TEXT EXTRACT
Making lists is easy: scratch your head, Google around for
a few hours, ask your friends, confirm your prejudices.
Making a credible, compelling selection of people aged 35
and under who are truly helping to set a new agenda for South
Africa is a different story — especially when you are trying not
to repeat yourself.
Nine out of 10 people profiled in the Mail & Guardian's 2011
line-up of 200 Young South Africans are new to the list, which
is the product of the combined talents of our in-house research
team and an avid bunch of social-media contributors, who
weighed in on our website, along with Facebook and Twitter.
In the end we chose them for their impact, their creativity
and the resonance of their values with the project of building
the South Africa that we all want to live in: vibrant, prosperous,
equitable, diverse and hungry for the challenges of growth
and change.

Source records
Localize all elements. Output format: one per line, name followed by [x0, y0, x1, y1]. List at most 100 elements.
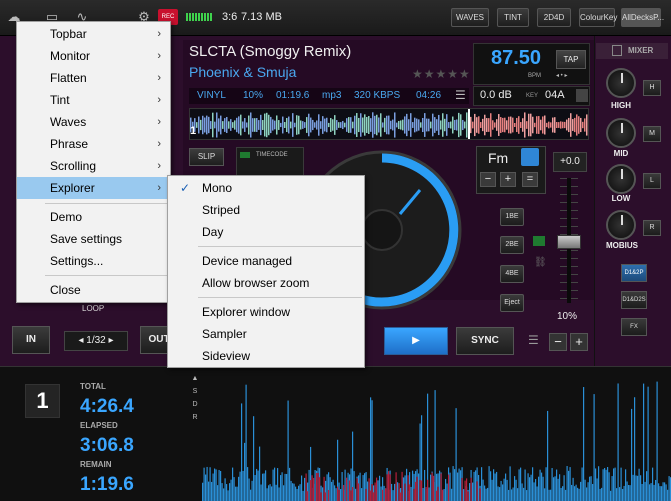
- tint-button[interactable]: TINT: [497, 8, 529, 27]
- overview-bar: [628, 484, 630, 501]
- overview-r-button[interactable]: R: [190, 411, 200, 424]
- track-waveform[interactable]: [189, 108, 589, 140]
- submenu-item-allow-browser-zoom[interactable]: Allow browser zoom: [168, 272, 364, 294]
- waveform-bar: [236, 117, 238, 133]
- mobius-button[interactable]: R: [643, 220, 661, 236]
- waveform-bar: [334, 115, 336, 135]
- overview-d-button[interactable]: D: [190, 398, 200, 411]
- submenu-item-explorer-window[interactable]: Explorer window: [168, 301, 364, 323]
- loop-in-button[interactable]: IN: [12, 326, 50, 354]
- overview-bar: [260, 484, 262, 501]
- loop-2-beat-button[interactable]: 2BE: [500, 236, 524, 254]
- info-menu-icon[interactable]: ☰: [455, 88, 466, 102]
- overview-bar: [523, 487, 525, 501]
- menu-item-tint[interactable]: Tint ›: [17, 89, 170, 111]
- d1d2s-button[interactable]: D1&D2S: [621, 291, 647, 309]
- overview-bar: [308, 469, 310, 501]
- colourkey-button[interactable]: ColourKey: [579, 8, 617, 27]
- overview-bar: [341, 472, 343, 501]
- menu-item-waves[interactable]: Waves ›: [17, 111, 170, 133]
- overview-bar: [616, 488, 618, 501]
- slip-button[interactable]: SLIP: [189, 148, 224, 166]
- menu-item-flatten[interactable]: Flatten ›: [17, 67, 170, 89]
- submenu-item-sideview[interactable]: Sideview: [168, 345, 364, 367]
- track-title: SLCTA (Smoggy Remix): [189, 43, 352, 60]
- key-lock-icon[interactable]: [521, 148, 539, 166]
- key-minus-button[interactable]: −: [480, 172, 496, 187]
- pitch-fader-handle[interactable]: [557, 235, 581, 249]
- link-icon[interactable]: ⛓: [534, 257, 547, 268]
- overview-bar: [218, 470, 220, 501]
- overview-s-button[interactable]: S: [190, 385, 200, 398]
- eject-button[interactable]: Eject: [500, 294, 524, 312]
- key-reset-button[interactable]: =: [522, 172, 538, 187]
- d1d2p-button[interactable]: D1&2P: [621, 264, 647, 282]
- pitch-plus-button[interactable]: +: [570, 333, 588, 351]
- eq-high-kill-button[interactable]: H: [643, 80, 661, 96]
- key-plus-button[interactable]: +: [500, 172, 516, 187]
- loop-size-right-arrow[interactable]: ▸: [106, 335, 114, 346]
- overview-bar-accent: [338, 489, 340, 501]
- mixer-icon[interactable]: [612, 45, 622, 56]
- pitch-percent: 10%: [243, 90, 264, 101]
- waveform-bar: [210, 121, 212, 129]
- menu-item-phrase[interactable]: Phrase ›: [17, 133, 170, 155]
- submenu-item-striped[interactable]: Striped: [168, 199, 364, 221]
- overview-bar: [605, 469, 607, 501]
- deck-menu-icon[interactable]: ☰: [528, 333, 539, 347]
- eq-high-knob[interactable]: [606, 68, 636, 98]
- waveform-bar: [584, 118, 586, 132]
- pitch-nudge-arrows[interactable]: ◂ • ▸: [556, 72, 567, 79]
- waveform-bar: [512, 117, 514, 133]
- alldecks-button[interactable]: AllDecksP...: [621, 8, 664, 27]
- track-overview-waveform[interactable]: [182, 372, 671, 501]
- submenu-item-sampler[interactable]: Sampler: [168, 323, 364, 345]
- overview-bar: [659, 486, 661, 501]
- fx-button[interactable]: FX: [621, 318, 647, 336]
- waveform-bar: [256, 118, 258, 132]
- eq-mid-kill-button[interactable]: M: [643, 126, 661, 142]
- loop-size-selector[interactable]: ◂ 1/32 ▸: [64, 331, 128, 351]
- sync-button[interactable]: SYNC: [456, 327, 514, 355]
- waveform-bar: [480, 122, 482, 128]
- overview-bar: [583, 387, 585, 501]
- menu-item-settings[interactable]: Settings...: [17, 250, 170, 272]
- menu-item-close[interactable]: Close: [17, 279, 170, 301]
- menu-item-monitor[interactable]: Monitor ›: [17, 45, 170, 67]
- 2d4d-button[interactable]: 2D4D: [537, 8, 571, 27]
- overview-bar-accent: [325, 492, 327, 501]
- waveform-bar: [290, 121, 292, 129]
- submenu-item-device-managed[interactable]: Device managed: [168, 250, 364, 272]
- loop-1-beat-button[interactable]: 1BE: [500, 208, 524, 226]
- waves-button[interactable]: WAVES: [451, 8, 489, 27]
- gain-value: 0.0 dB: [480, 89, 512, 101]
- menu-item-save-settings[interactable]: Save settings: [17, 228, 170, 250]
- waveform-bar: [478, 116, 480, 134]
- menu-item-scrolling[interactable]: Scrolling ›: [17, 155, 170, 177]
- pitch-range[interactable]: 10%: [557, 311, 577, 322]
- overview-bar: [259, 446, 261, 501]
- eq-mid-knob[interactable]: [606, 118, 636, 148]
- overview-mode-buttons[interactable]: ▲ S D R: [190, 372, 200, 424]
- rating-stars[interactable]: ★★★★★: [412, 67, 471, 81]
- overview-bar: [226, 484, 228, 501]
- play-button[interactable]: ▶: [384, 327, 448, 355]
- overview-bar-accent: [320, 492, 322, 501]
- pitch-minus-button[interactable]: −: [549, 333, 567, 351]
- eq-low-knob[interactable]: [606, 164, 636, 194]
- waveform-bar: [314, 122, 316, 128]
- submenu-item-mono[interactable]: ✓ Mono: [168, 177, 364, 199]
- eq-low-kill-button[interactable]: L: [643, 173, 661, 189]
- tap-button[interactable]: TAP: [556, 50, 586, 69]
- waveform-bar: [586, 114, 588, 136]
- waveform-bar: [446, 114, 448, 136]
- key-menu-icon[interactable]: [576, 89, 588, 102]
- loop-4-beat-button[interactable]: 4BE: [500, 265, 524, 283]
- menu-item-topbar[interactable]: Topbar ›: [17, 23, 170, 45]
- mobius-knob[interactable]: [606, 210, 636, 240]
- menu-item-demo[interactable]: Demo: [17, 206, 170, 228]
- waveform-bar: [440, 120, 442, 130]
- overview-bar: [532, 467, 534, 501]
- menu-item-explorer[interactable]: Explorer ›: [17, 177, 170, 199]
- submenu-item-day[interactable]: Day: [168, 221, 364, 243]
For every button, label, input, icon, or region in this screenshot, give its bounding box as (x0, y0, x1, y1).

ACTIONS TO TAKE
1. Please write out the passage on the Young South Africans list word for word, starting at "In the end we" and ending at "and change.".
2. According to the passage on the Young South Africans list, why were the people on the 2011 line-up chosen? Answer in one to three sentences.

ANSWERS TO EACH TASK
1.
In the end we chose them for their impact, their creativity
and the resonance of their values with the project of building
the South Africa that we all want to live in: vibrant, prosperous,
equitable, diverse and hungry for the challenges of growth
and change.

2. They were chosen for their impact, their creativity and how well their values fit the project of building the South Africa everyone wants to live in. That country is described as vibrant, prosperous, equitable, diverse and hungry for the challenges of growth and change.